• The exercise:
Your task is to write out the complete listing exactly as it is shown.

• Records shown:
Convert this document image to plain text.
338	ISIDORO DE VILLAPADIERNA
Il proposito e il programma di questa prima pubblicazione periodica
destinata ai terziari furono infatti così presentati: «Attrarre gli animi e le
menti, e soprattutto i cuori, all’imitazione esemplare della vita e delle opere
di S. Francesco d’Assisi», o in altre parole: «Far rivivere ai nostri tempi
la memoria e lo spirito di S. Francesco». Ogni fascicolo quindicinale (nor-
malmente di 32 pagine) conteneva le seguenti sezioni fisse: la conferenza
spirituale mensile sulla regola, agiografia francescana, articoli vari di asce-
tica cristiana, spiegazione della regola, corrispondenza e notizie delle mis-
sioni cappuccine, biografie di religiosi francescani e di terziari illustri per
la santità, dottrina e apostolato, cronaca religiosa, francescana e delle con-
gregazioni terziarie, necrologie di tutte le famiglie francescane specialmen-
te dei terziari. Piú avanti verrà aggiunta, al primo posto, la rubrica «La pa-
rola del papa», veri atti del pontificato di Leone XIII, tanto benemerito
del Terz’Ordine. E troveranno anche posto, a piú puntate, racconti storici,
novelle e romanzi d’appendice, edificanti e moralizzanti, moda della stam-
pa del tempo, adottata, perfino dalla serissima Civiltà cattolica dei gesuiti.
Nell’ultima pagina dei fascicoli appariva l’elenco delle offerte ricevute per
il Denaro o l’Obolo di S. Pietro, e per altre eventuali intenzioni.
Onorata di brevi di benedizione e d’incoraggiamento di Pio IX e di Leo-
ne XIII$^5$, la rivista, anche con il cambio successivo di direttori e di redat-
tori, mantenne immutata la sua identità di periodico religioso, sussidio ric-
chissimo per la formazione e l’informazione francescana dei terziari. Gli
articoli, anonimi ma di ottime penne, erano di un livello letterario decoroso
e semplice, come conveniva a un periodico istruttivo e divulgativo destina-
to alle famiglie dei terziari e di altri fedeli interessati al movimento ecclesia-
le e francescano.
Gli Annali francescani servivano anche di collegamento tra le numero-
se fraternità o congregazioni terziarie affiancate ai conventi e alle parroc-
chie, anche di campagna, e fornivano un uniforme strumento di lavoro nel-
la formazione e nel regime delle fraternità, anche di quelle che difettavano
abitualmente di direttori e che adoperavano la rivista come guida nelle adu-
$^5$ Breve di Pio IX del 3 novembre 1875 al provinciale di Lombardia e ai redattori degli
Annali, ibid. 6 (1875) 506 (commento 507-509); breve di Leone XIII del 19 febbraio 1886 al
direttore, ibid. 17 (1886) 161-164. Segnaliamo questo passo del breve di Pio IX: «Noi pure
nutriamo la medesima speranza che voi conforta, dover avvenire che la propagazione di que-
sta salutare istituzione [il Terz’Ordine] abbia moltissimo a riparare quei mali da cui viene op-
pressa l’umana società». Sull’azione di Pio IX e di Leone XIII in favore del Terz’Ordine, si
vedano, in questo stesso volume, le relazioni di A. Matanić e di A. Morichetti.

• Final result:
Convert this document image to plain text.
338	ISIDORO DE VILLAPADIERNA
Il proposito e il programma di questa prima pubblicazione periodica
destinata ai terziari furono infatti così presentati: «Attrarre gli animi e le
menti, e soprattutto i cuori, all’imitazione esemplare della vita e delle opere
di S. Francesco d’Assisi», o in altre parole: «Far rivivere ai nostri tempi
la memoria e lo spirito di S. Francesco». Ogni fascicolo quindicinale (nor-
malmente di 32 pagine) conteneva le seguenti sezioni fisse: la conferenza
spirituale mensile sulla regola, agiografia francescana, articoli vari di asce-
tica cristiana, spiegazione della regola, corrispondenza e notizie delle mis-
sioni cappuccine, biografie di religiosi francescani e di terziari illustri per
la santità, dottrina e apostolato, cronaca religiosa, francescana e delle con-
gregazioni terziarie, necrologie di tutte le famiglie francescane specialmen-
te dei terziari. Piú avanti verrà aggiunta, al primo posto, la rubrica «La pa-
rola del papa», veri atti del pontificato di Leone XIII, tanto benemerito
del Terz’Ordine. E troveranno anche posto, a piú puntate, racconti storici,
novelle e romanzi d’appendice, edificanti e moralizzanti, moda della stam-
pa del tempo, adottata, perfino dalla serissima Civiltà cattolica dei gesuiti.
Nell’ultima pagina dei fascicoli appariva l’elenco delle offerte ricevute per
il Denaro o l’Obolo di S. Pietro, e per altre eventuali intenzioni.
Onorata di brevi di benedizione e d’incoraggiamento di Pio IX e di Leo-
ne XIII$^5$, la rivista, anche con il cambio successivo di direttori e di redat-
tori, mantenne immutata la sua identità di periodico religioso, sussidio ric-
chissimo per la formazione e l’informazione francescana dei terziari. Gli
articoli, anonimi ma di ottime penne, erano di un livello letterario decoroso
e semplice, come conveniva a un periodico istruttivo e divulgativo destina-
to alle famiglie dei terziari e di altri fedeli interessati al movimento ecclesia-
le e francescano.
Gli Annali francescani servivano anche di collegamento tra le numero-
se fraternità o congregazioni terziarie affiancate ai conventi e alle parroc-
chie, anche di campagna, e fornivano un uniforme strumento di lavoro nel-
la formazione e nel regime delle fraternità, anche di quelle che difettavano
abitualmente di direttori e che adoperavano la rivista come guida nelle adu-
$^5$ Breve di Pio IX del 3 novembre 1875 al provinciale di Lombardia e ai redattori degli
Annali, ibid. 6 (1875) 506 (commento 507-509); breve di Leone XIII del 19 febbraio 1886 al
direttore, ibid. 17 (1886) 161-164. Segnaliamo questo passo del breve di Pio IX: «Noi pure
nutriamo la medesima speranza che voi conforta, dover avvenire che la propagazione di que-
sta salutare istituzione [il Terz’Ordine] abbia moltissimo a riparare quei mali da cui viene op-
pressa l’umana società». Sull’azione di Pio IX e di Leone XIII in favore del Terz’Ordine, si
vedano, in questo stesso volume, le relazioni di A. Matanić e di A. Morichetti.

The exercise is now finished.